PROBLEM DETAILS:
Your task is to print the material below exactly as presented.

ENTRIES:
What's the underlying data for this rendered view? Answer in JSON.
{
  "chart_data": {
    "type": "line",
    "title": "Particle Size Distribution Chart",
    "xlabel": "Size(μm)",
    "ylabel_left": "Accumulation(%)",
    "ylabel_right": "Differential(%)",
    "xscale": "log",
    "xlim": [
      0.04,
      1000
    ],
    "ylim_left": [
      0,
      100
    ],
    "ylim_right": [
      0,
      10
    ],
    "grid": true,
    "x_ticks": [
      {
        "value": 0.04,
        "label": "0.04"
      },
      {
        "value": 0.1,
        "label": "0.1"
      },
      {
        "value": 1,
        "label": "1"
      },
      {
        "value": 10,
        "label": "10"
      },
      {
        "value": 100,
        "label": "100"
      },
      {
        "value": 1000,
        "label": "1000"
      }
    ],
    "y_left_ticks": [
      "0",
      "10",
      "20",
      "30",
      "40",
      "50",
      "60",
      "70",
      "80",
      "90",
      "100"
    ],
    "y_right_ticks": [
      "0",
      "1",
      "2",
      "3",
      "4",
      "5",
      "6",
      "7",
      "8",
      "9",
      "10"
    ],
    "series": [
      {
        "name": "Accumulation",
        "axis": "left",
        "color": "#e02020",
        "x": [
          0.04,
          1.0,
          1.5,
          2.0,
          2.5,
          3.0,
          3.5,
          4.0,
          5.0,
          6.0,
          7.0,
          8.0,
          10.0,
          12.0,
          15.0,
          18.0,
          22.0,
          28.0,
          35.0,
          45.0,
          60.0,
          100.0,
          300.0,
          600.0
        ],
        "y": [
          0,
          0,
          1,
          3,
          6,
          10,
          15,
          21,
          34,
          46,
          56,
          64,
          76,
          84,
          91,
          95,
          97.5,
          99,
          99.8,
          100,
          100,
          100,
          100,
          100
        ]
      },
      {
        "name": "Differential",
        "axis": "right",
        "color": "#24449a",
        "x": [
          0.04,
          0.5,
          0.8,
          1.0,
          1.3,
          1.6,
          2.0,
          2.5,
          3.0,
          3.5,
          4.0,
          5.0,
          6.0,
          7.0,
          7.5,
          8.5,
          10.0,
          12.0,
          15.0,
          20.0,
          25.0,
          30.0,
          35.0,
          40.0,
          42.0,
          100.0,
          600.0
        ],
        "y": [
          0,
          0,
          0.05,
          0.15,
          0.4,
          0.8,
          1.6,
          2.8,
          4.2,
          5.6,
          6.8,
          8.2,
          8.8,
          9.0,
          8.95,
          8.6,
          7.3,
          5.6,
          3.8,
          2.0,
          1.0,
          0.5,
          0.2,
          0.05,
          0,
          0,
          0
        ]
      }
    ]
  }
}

THE ANSWER:
What's the underlying data for this rendered view? Answer in JSON.
{
  "chart_data": {
    "type": "line",
    "title": "Particle Size Distribution Chart",
    "xlabel": "Size(μm)",
    "ylabel_left": "Accumulation(%)",
    "ylabel_right": "Differential(%)",
    "xscale": "log",
    "xlim": [
      0.04,
      1000
    ],
    "ylim_left": [
      0,
      100
    ],
    "ylim_right": [
      0,
      10
    ],
    "grid": true,
    "x_ticks": [
      {
        "value": 0.04,
        "label": "0.04"
      },
      {
        "value": 0.1,
        "label": "0.1"
      },
      {
        "value": 1,
        "label": "1"
      },
      {
        "value": 10,
        "label": "10"
      },
      {
        "value": 100,
        "label": "100"
      },
      {
        "value": 1000,
        "label": "1000"
      }
    ],
    "y_left_ticks": [
      "0",
      "10",
      "20",
      "30",
      "40",
      "50",
      "60",
      "70",
      "80",
      "90",
      "100"
    ],
    "y_right_ticks": [
      "0",
      "1",
      "2",
      "3",
      "4",
      "5",
      "6",
      "7",
      "8",
      "9",
      "10"
    ],
    "series": [
      {
        "name": "Accumulation",
        "axis": "left",
        "color": "#e02020",
        "x": [
          0.04,
          1.0,
          1.5,
          2.0,
          2.5,
          3.0,
          3.5,
          4.0,
          5.0,
          6.0,
          7.0,
          8.0,
          10.0,
          12.0,
          15.0,
          18.0,
          22.0,
          28.0,
          35.0,
          45.0,
          60.0,
          100.0,
          300.0,
          600.0
        ],
        "y": [
          0,
          0,
          1,
          3,
          6,
          10,
          15,
          21,
          34,
          46,
          56,
          64,
          76,
          84,
          91,
          95,
          97.5,
          99,
          99.8,
          100,
          100,
          100,
          100,
          100
        ]
      },
      {
        "name": "Differential",
        "axis": "right",
        "color": "#24449a",
        "x": [
          0.04,
          0.5,
          0.8,
          1.0,
          1.3,
          1.6,
          2.0,
          2.5,
          3.0,
          3.5,
          4.0,
          5.0,
          6.0,
          7.0,
          7.5,
          8.5,
          10.0,
          12.0,
          15.0,
          20.0,
          25.0,
          30.0,
          35.0,
          40.0,
          42.0,
          100.0,
          600.0
        ],
        "y": [
          0,
          0,
          0.05,
          0.15,
          0.4,
          0.8,
          1.6,
          2.8,
          4.2,
          5.6,
          6.8,
          8.2,
          8.8,
          9.0,
          8.95,
          8.6,
          7.3,
          5.6,
          3.8,
          2.0,
          1.0,
          0.5,
          0.2,
          0.05,
          0,
          0,
          0
        ]
      }
    ]
  }
}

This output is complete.